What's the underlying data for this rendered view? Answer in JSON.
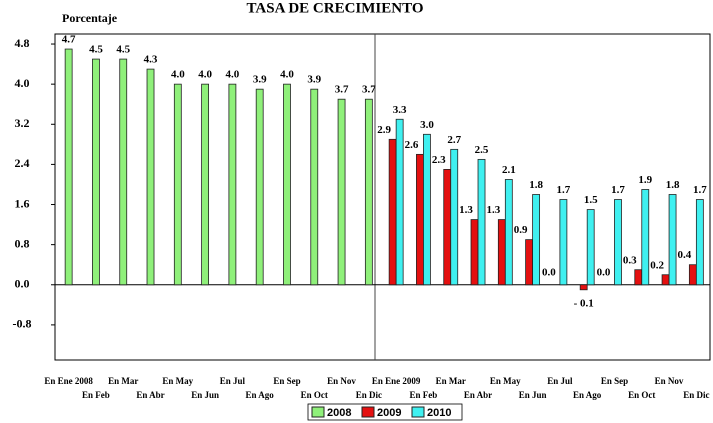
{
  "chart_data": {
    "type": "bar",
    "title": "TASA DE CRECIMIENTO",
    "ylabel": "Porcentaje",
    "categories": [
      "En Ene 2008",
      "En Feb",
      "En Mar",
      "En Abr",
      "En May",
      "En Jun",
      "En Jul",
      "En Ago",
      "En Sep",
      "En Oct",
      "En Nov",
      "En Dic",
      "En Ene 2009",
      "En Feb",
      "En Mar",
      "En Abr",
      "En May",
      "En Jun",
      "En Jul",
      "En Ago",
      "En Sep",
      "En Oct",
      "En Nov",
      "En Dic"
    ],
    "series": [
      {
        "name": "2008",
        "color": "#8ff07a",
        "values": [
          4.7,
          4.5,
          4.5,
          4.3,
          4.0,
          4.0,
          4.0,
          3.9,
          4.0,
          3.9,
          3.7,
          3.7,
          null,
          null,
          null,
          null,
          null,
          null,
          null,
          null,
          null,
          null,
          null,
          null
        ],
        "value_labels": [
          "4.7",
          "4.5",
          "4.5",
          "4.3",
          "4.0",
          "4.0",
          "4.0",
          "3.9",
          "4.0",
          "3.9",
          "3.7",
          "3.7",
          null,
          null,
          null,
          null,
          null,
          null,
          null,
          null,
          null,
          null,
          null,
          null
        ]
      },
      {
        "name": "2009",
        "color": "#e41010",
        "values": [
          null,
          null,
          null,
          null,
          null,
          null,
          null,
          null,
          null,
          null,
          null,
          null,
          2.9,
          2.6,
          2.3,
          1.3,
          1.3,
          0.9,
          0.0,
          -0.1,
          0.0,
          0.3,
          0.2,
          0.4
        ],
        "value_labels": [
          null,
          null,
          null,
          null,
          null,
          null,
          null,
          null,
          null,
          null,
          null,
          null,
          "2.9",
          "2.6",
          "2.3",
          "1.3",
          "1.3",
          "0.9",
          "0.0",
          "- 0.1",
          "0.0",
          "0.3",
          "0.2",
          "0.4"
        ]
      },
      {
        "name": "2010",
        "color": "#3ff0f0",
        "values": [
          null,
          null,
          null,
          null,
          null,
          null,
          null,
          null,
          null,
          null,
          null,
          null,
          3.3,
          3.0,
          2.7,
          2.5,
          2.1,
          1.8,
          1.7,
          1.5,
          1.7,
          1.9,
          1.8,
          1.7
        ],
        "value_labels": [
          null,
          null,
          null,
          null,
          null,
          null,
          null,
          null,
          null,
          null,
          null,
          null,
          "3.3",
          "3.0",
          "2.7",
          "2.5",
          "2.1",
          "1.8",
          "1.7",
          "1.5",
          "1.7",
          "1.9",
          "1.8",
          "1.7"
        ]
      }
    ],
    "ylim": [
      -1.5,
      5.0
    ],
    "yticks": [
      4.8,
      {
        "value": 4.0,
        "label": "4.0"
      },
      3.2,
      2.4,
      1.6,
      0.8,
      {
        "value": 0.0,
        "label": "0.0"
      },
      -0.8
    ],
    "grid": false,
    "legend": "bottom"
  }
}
* * *
- Exercise brief: Copy every line that contains the string "color".

- Final answer:
        "color": "#8ff07a",
        "color": "#e41010",
        "color": "#3ff0f0",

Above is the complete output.